**Task directions:**
Collect every line of the records below that contains the word "Windows".

**Given records:**
^^^^^^^^
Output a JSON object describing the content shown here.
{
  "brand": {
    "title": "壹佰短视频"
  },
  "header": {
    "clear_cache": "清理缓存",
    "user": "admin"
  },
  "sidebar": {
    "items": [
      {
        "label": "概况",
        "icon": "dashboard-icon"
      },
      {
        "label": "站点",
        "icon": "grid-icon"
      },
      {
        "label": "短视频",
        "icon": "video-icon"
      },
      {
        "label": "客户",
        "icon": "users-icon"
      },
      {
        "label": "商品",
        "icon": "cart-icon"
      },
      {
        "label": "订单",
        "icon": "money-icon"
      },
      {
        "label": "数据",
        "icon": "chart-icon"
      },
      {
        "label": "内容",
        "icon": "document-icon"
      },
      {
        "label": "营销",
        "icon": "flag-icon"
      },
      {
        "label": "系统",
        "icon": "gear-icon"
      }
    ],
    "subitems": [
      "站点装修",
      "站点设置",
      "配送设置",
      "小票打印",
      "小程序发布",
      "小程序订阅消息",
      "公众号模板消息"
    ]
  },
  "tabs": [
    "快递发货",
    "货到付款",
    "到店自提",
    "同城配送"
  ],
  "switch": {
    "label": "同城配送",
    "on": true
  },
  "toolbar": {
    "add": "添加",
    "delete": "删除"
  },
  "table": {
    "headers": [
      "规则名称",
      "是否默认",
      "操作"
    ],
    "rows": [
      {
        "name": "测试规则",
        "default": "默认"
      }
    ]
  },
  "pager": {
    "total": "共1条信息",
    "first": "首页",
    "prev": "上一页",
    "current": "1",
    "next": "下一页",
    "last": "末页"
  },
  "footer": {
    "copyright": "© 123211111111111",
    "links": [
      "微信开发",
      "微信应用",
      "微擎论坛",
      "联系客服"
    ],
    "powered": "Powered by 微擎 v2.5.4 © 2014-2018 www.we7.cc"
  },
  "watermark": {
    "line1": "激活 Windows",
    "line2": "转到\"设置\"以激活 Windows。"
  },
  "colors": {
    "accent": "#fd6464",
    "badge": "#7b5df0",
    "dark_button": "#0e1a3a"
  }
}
^^^^^^^^
**Output for this exercise:**
    "line1": "激活 Windows",
    "line2": "转到\"设置\"以激活 Windows。"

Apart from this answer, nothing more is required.